_Stated problem:_ All the data below goes into the copy word for word, but the pictures don't.

_Dataset:_
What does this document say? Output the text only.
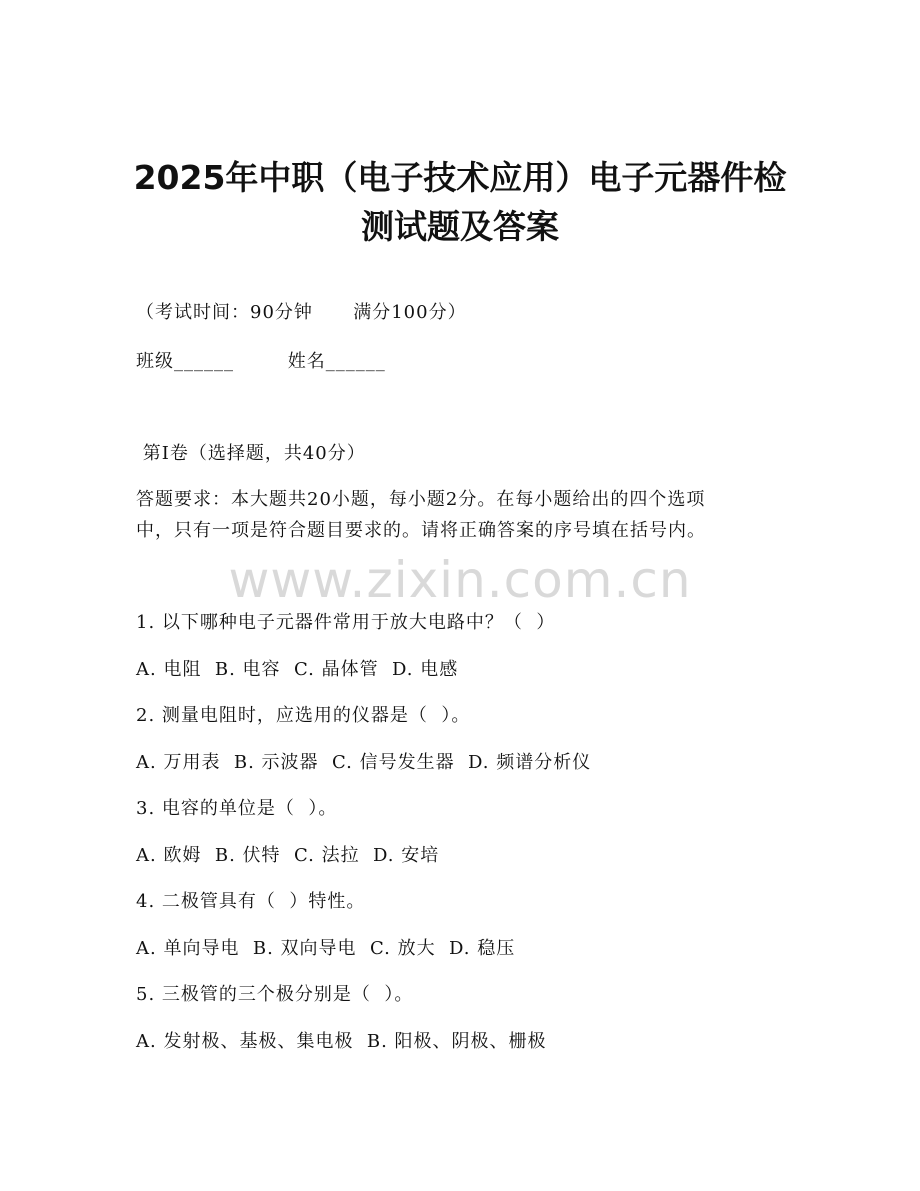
2025年中职（电子技术应用）电子元器件检
测试题及答案
（考试时间：90分钟      满分100分）
班级______        姓名______
第I卷（选择题，共40分）
答题要求：本大题共20小题，每小题2分。在每小题给出的四个选项
中，只有一项是符合题目要求的。请将正确答案的序号填在括号内。
www.zixin.com.cn
1. 以下哪种电子元器件常用于放大电路中？（  ）
A. 电阻  B. 电容  C. 晶体管  D. 电感
2. 测量电阻时，应选用的仪器是（  ）。
A. 万用表  B. 示波器  C. 信号发生器  D. 频谱分析仪
3. 电容的单位是（  ）。
A. 欧姆  B. 伏特  C. 法拉  D. 安培
4. 二极管具有（  ）特性。
A. 单向导电  B. 双向导电  C. 放大  D. 稳压
5. 三极管的三个极分别是（  ）。
A. 发射极、基极、集电极  B. 阳极、阴极、栅极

_Response to this task:_
What does this document say? Output the text only.
2025年中职（电子技术应用）电子元器件检
测试题及答案
（考试时间：90分钟      满分100分）
班级______        姓名______
第I卷（选择题，共40分）
答题要求：本大题共20小题，每小题2分。在每小题给出的四个选项
中，只有一项是符合题目要求的。请将正确答案的序号填在括号内。
www.zixin.com.cn
1. 以下哪种电子元器件常用于放大电路中？（  ）
A. 电阻  B. 电容  C. 晶体管  D. 电感
2. 测量电阻时，应选用的仪器是（  ）。
A. 万用表  B. 示波器  C. 信号发生器  D. 频谱分析仪
3. 电容的单位是（  ）。
A. 欧姆  B. 伏特  C. 法拉  D. 安培
4. 二极管具有（  ）特性。
A. 单向导电  B. 双向导电  C. 放大  D. 稳压
5. 三极管的三个极分别是（  ）。
A. 发射极、基极、集电极  B. 阳极、阴极、栅极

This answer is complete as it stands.